Entries with figure data ::
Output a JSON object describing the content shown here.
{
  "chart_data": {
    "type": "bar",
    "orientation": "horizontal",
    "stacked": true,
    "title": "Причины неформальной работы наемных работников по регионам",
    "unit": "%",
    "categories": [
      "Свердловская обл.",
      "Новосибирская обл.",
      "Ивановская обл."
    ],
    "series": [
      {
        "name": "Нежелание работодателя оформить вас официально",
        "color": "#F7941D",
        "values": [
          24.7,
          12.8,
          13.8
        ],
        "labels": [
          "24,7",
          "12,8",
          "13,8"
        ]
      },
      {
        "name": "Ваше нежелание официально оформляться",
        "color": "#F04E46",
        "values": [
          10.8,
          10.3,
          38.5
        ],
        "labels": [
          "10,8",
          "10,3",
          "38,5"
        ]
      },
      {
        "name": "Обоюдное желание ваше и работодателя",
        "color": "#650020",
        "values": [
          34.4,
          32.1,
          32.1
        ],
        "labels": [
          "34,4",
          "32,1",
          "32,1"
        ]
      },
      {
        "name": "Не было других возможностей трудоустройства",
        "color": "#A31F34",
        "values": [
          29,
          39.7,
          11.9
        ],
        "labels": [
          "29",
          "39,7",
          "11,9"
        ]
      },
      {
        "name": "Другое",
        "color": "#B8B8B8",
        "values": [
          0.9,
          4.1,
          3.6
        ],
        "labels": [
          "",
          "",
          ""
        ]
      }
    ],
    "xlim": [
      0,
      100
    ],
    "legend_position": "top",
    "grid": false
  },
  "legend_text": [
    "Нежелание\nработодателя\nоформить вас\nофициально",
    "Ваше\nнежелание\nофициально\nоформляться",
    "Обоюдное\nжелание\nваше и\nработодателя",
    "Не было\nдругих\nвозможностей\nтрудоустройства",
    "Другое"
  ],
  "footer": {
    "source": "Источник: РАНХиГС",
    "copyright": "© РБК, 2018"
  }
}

What to work on :: Retype the whole listing above exactly.

Correct output ::
Output a JSON object describing the content shown here.
{
  "chart_data": {
    "type": "bar",
    "orientation": "horizontal",
    "stacked": true,
    "title": "Причины неформальной работы наемных работников по регионам",
    "unit": "%",
    "categories": [
      "Свердловская обл.",
      "Новосибирская обл.",
      "Ивановская обл."
    ],
    "series": [
      {
        "name": "Нежелание работодателя оформить вас официально",
        "color": "#F7941D",
        "values": [
          24.7,
          12.8,
          13.8
        ],
        "labels": [
          "24,7",
          "12,8",
          "13,8"
        ]
      },
      {
        "name": "Ваше нежелание официально оформляться",
        "color": "#F04E46",
        "values": [
          10.8,
          10.3,
          38.5
        ],
        "labels": [
          "10,8",
          "10,3",
          "38,5"
        ]
      },
      {
        "name": "Обоюдное желание ваше и работодателя",
        "color": "#650020",
        "values": [
          34.4,
          32.1,
          32.1
        ],
        "labels": [
          "34,4",
          "32,1",
          "32,1"
        ]
      },
      {
        "name": "Не было других возможностей трудоустройства",
        "color": "#A31F34",
        "values": [
          29,
          39.7,
          11.9
        ],
        "labels": [
          "29",
          "39,7",
          "11,9"
        ]
      },
      {
        "name": "Другое",
        "color": "#B8B8B8",
        "values": [
          0.9,
          4.1,
          3.6
        ],
        "labels": [
          "",
          "",
          ""
        ]
      }
    ],
    "xlim": [
      0,
      100
    ],
    "legend_position": "top",
    "grid": false
  },
  "legend_text": [
    "Нежелание\nработодателя\nоформить вас\nофициально",
    "Ваше\nнежелание\nофициально\nоформляться",
    "Обоюдное\nжелание\nваше и\nработодателя",
    "Не было\nдругих\nвозможностей\nтрудоустройства",
    "Другое"
  ],
  "footer": {
    "source": "Источник: РАНХиГС",
    "copyright": "© РБК, 2018"
  }
}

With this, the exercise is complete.